Stated exercise: The listing below should be printed exactly, every line of it. Skip the pictures.

Excerpted data:
[start]

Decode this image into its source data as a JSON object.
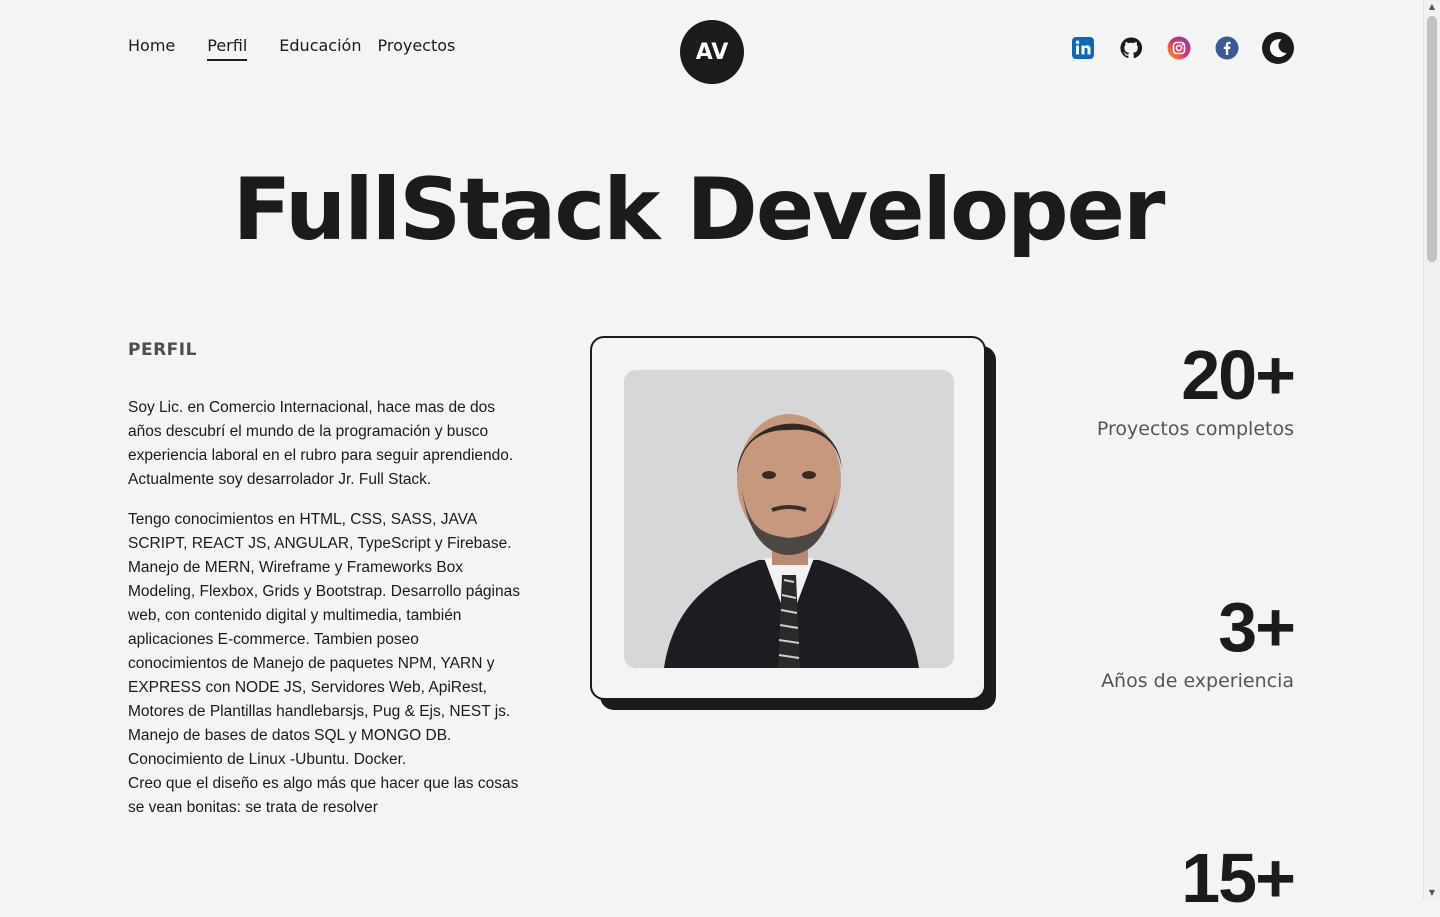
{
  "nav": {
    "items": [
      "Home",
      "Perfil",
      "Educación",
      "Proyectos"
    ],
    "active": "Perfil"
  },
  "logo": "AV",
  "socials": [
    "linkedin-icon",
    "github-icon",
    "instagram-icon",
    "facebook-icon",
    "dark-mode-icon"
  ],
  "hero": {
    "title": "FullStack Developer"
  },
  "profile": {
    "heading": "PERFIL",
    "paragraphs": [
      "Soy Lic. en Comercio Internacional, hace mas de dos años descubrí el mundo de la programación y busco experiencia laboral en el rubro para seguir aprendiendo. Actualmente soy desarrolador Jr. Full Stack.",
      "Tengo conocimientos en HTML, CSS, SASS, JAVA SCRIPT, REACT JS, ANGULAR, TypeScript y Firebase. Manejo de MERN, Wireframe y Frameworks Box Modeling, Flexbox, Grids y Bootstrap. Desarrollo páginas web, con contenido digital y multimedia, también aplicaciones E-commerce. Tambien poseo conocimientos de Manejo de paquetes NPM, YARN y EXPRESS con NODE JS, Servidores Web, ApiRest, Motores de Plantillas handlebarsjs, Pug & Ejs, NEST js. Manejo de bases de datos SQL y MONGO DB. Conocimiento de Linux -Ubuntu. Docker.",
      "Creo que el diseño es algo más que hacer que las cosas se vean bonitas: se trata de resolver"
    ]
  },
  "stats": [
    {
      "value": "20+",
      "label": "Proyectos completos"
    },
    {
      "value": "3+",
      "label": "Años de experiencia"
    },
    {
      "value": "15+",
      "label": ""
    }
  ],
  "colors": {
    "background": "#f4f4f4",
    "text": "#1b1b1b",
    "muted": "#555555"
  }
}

[end]

Written solution:
Decode this image into its source data as a JSON object.
{
  "nav": {
    "items": [
      "Home",
      "Perfil",
      "Educación",
      "Proyectos"
    ],
    "active": "Perfil"
  },
  "logo": "AV",
  "socials": [
    "linkedin-icon",
    "github-icon",
    "instagram-icon",
    "facebook-icon",
    "dark-mode-icon"
  ],
  "hero": {
    "title": "FullStack Developer"
  },
  "profile": {
    "heading": "PERFIL",
    "paragraphs": [
      "Soy Lic. en Comercio Internacional, hace mas de dos años descubrí el mundo de la programación y busco experiencia laboral en el rubro para seguir aprendiendo. Actualmente soy desarrolador Jr. Full Stack.",
      "Tengo conocimientos en HTML, CSS, SASS, JAVA SCRIPT, REACT JS, ANGULAR, TypeScript y Firebase. Manejo de MERN, Wireframe y Frameworks Box Modeling, Flexbox, Grids y Bootstrap. Desarrollo páginas web, con contenido digital y multimedia, también aplicaciones E-commerce. Tambien poseo conocimientos de Manejo de paquetes NPM, YARN y EXPRESS con NODE JS, Servidores Web, ApiRest, Motores de Plantillas handlebarsjs, Pug & Ejs, NEST js. Manejo de bases de datos SQL y MONGO DB. Conocimiento de Linux -Ubuntu. Docker.",
      "Creo que el diseño es algo más que hacer que las cosas se vean bonitas: se trata de resolver"
    ]
  },
  "stats": [
    {
      "value": "20+",
      "label": "Proyectos completos"
    },
    {
      "value": "3+",
      "label": "Años de experiencia"
    },
    {
      "value": "15+",
      "label": ""
    }
  ],
  "colors": {
    "background": "#f4f4f4",
    "text": "#1b1b1b",
    "muted": "#555555"
  }
}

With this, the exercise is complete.